> GOAL
Answer with nothing except the number of lines that contain the word "side".

> RECORDS PROVIDED
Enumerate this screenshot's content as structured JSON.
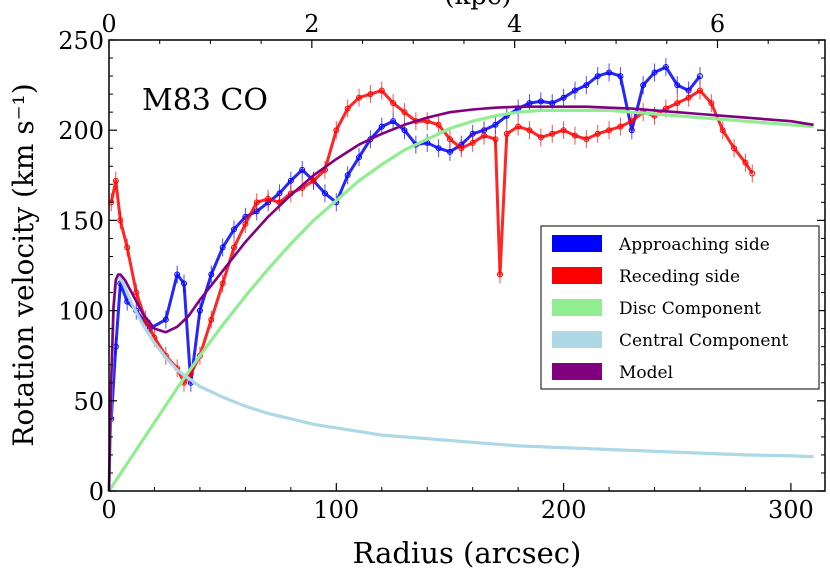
{
  "chart_data": {
    "type": "line",
    "annotation": "M83 CO",
    "xlabel": "Radius (arcsec)",
    "ylabel": "Rotation velocity (km s⁻¹)",
    "top_axis_label": "(kpc)",
    "xlim": [
      0,
      315
    ],
    "ylim": [
      0,
      250
    ],
    "top_xlim_kpc": [
      0,
      7.06
    ],
    "x_ticks": [
      0,
      100,
      200,
      300
    ],
    "y_ticks": [
      0,
      50,
      100,
      150,
      200,
      250
    ],
    "top_ticks_kpc": [
      0,
      2,
      4,
      6
    ],
    "legend_position": "center-right",
    "legend": [
      {
        "label": "Approaching side",
        "color": "#0000ff"
      },
      {
        "label": "Receding side",
        "color": "#ff0000"
      },
      {
        "label": "Disc Component",
        "color": "#90ee90"
      },
      {
        "label": "Central Component",
        "color": "#add8e6"
      },
      {
        "label": "Model",
        "color": "#800080"
      }
    ],
    "series": [
      {
        "name": "Approaching side",
        "color": "#0000ff",
        "points": [
          [
            1,
            40
          ],
          [
            3,
            80
          ],
          [
            5,
            115
          ],
          [
            8,
            105
          ],
          [
            12,
            100
          ],
          [
            18,
            90
          ],
          [
            25,
            95
          ],
          [
            30,
            120
          ],
          [
            33,
            115
          ],
          [
            36,
            60
          ],
          [
            40,
            100
          ],
          [
            45,
            120
          ],
          [
            50,
            135
          ],
          [
            55,
            145
          ],
          [
            60,
            152
          ],
          [
            65,
            155
          ],
          [
            70,
            160
          ],
          [
            75,
            165
          ],
          [
            80,
            172
          ],
          [
            85,
            178
          ],
          [
            90,
            172
          ],
          [
            95,
            165
          ],
          [
            100,
            160
          ],
          [
            105,
            175
          ],
          [
            110,
            185
          ],
          [
            115,
            195
          ],
          [
            120,
            202
          ],
          [
            125,
            205
          ],
          [
            130,
            200
          ],
          [
            135,
            192
          ],
          [
            140,
            193
          ],
          [
            145,
            190
          ],
          [
            150,
            188
          ],
          [
            155,
            192
          ],
          [
            160,
            198
          ],
          [
            165,
            200
          ],
          [
            170,
            203
          ],
          [
            175,
            208
          ],
          [
            180,
            212
          ],
          [
            185,
            215
          ],
          [
            190,
            216
          ],
          [
            195,
            215
          ],
          [
            200,
            218
          ],
          [
            205,
            222
          ],
          [
            210,
            225
          ],
          [
            215,
            230
          ],
          [
            220,
            232
          ],
          [
            225,
            230
          ],
          [
            230,
            200
          ],
          [
            235,
            225
          ],
          [
            240,
            232
          ],
          [
            245,
            235
          ],
          [
            250,
            225
          ],
          [
            255,
            222
          ],
          [
            260,
            230
          ]
        ]
      },
      {
        "name": "Receding side",
        "color": "#ff0000",
        "points": [
          [
            1,
            160
          ],
          [
            3,
            172
          ],
          [
            5,
            150
          ],
          [
            8,
            135
          ],
          [
            12,
            110
          ],
          [
            16,
            95
          ],
          [
            20,
            85
          ],
          [
            25,
            75
          ],
          [
            30,
            68
          ],
          [
            33,
            60
          ],
          [
            36,
            65
          ],
          [
            40,
            75
          ],
          [
            45,
            95
          ],
          [
            50,
            115
          ],
          [
            55,
            135
          ],
          [
            60,
            148
          ],
          [
            65,
            160
          ],
          [
            70,
            162
          ],
          [
            75,
            160
          ],
          [
            80,
            165
          ],
          [
            85,
            168
          ],
          [
            90,
            172
          ],
          [
            95,
            178
          ],
          [
            100,
            200
          ],
          [
            105,
            212
          ],
          [
            110,
            218
          ],
          [
            115,
            220
          ],
          [
            120,
            222
          ],
          [
            125,
            215
          ],
          [
            130,
            210
          ],
          [
            135,
            205
          ],
          [
            140,
            205
          ],
          [
            145,
            203
          ],
          [
            150,
            195
          ],
          [
            155,
            190
          ],
          [
            160,
            193
          ],
          [
            165,
            197
          ],
          [
            170,
            195
          ],
          [
            172,
            120
          ],
          [
            175,
            198
          ],
          [
            180,
            202
          ],
          [
            185,
            200
          ],
          [
            190,
            196
          ],
          [
            195,
            198
          ],
          [
            200,
            200
          ],
          [
            205,
            197
          ],
          [
            210,
            195
          ],
          [
            215,
            198
          ],
          [
            220,
            200
          ],
          [
            225,
            202
          ],
          [
            230,
            205
          ],
          [
            235,
            210
          ],
          [
            240,
            208
          ],
          [
            245,
            212
          ],
          [
            250,
            215
          ],
          [
            255,
            218
          ],
          [
            260,
            222
          ],
          [
            265,
            215
          ],
          [
            270,
            200
          ],
          [
            275,
            190
          ],
          [
            280,
            182
          ],
          [
            283,
            176
          ]
        ]
      },
      {
        "name": "Disc Component",
        "color": "#90ee90",
        "points": [
          [
            0,
            0
          ],
          [
            10,
            19
          ],
          [
            20,
            38
          ],
          [
            30,
            57
          ],
          [
            40,
            75
          ],
          [
            50,
            92
          ],
          [
            60,
            108
          ],
          [
            70,
            123
          ],
          [
            80,
            137
          ],
          [
            90,
            150
          ],
          [
            100,
            161
          ],
          [
            110,
            172
          ],
          [
            120,
            181
          ],
          [
            130,
            189
          ],
          [
            140,
            195
          ],
          [
            150,
            201
          ],
          [
            160,
            205
          ],
          [
            170,
            208
          ],
          [
            180,
            210
          ],
          [
            190,
            211
          ],
          [
            200,
            211
          ],
          [
            210,
            211
          ],
          [
            220,
            211
          ],
          [
            230,
            210
          ],
          [
            240,
            209
          ],
          [
            250,
            208
          ],
          [
            260,
            207
          ],
          [
            270,
            206
          ],
          [
            280,
            205
          ],
          [
            290,
            204
          ],
          [
            300,
            203
          ],
          [
            310,
            202
          ]
        ]
      },
      {
        "name": "Central Component",
        "color": "#add8e6",
        "points": [
          [
            0,
            0
          ],
          [
            1,
            60
          ],
          [
            2,
            100
          ],
          [
            3,
            116
          ],
          [
            4,
            119
          ],
          [
            5,
            118
          ],
          [
            7,
            113
          ],
          [
            10,
            104
          ],
          [
            15,
            92
          ],
          [
            20,
            82
          ],
          [
            25,
            74
          ],
          [
            30,
            67
          ],
          [
            40,
            58
          ],
          [
            50,
            52
          ],
          [
            60,
            47
          ],
          [
            70,
            43
          ],
          [
            80,
            40
          ],
          [
            90,
            37
          ],
          [
            100,
            35
          ],
          [
            120,
            31
          ],
          [
            140,
            29
          ],
          [
            160,
            27
          ],
          [
            180,
            25
          ],
          [
            200,
            24
          ],
          [
            220,
            23
          ],
          [
            240,
            22
          ],
          [
            260,
            21
          ],
          [
            280,
            20
          ],
          [
            300,
            19.5
          ],
          [
            310,
            19
          ]
        ]
      },
      {
        "name": "Model",
        "color": "#800080",
        "points": [
          [
            0,
            0
          ],
          [
            1,
            62
          ],
          [
            2,
            102
          ],
          [
            3,
            117
          ],
          [
            4,
            120
          ],
          [
            5,
            120
          ],
          [
            7,
            117
          ],
          [
            10,
            110
          ],
          [
            15,
            98
          ],
          [
            20,
            90
          ],
          [
            25,
            88
          ],
          [
            30,
            91
          ],
          [
            35,
            97
          ],
          [
            40,
            106
          ],
          [
            50,
            122
          ],
          [
            60,
            138
          ],
          [
            70,
            152
          ],
          [
            80,
            164
          ],
          [
            90,
            175
          ],
          [
            100,
            184
          ],
          [
            110,
            192
          ],
          [
            120,
            198
          ],
          [
            130,
            203
          ],
          [
            140,
            207
          ],
          [
            150,
            210
          ],
          [
            160,
            211.5
          ],
          [
            170,
            212.5
          ],
          [
            180,
            213
          ],
          [
            190,
            213
          ],
          [
            200,
            213
          ],
          [
            210,
            213
          ],
          [
            220,
            212.5
          ],
          [
            230,
            212
          ],
          [
            240,
            211
          ],
          [
            250,
            210
          ],
          [
            260,
            209
          ],
          [
            270,
            208
          ],
          [
            280,
            207
          ],
          [
            290,
            206
          ],
          [
            300,
            205
          ],
          [
            310,
            203
          ]
        ]
      }
    ]
  }
}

> WORKED ANSWER
4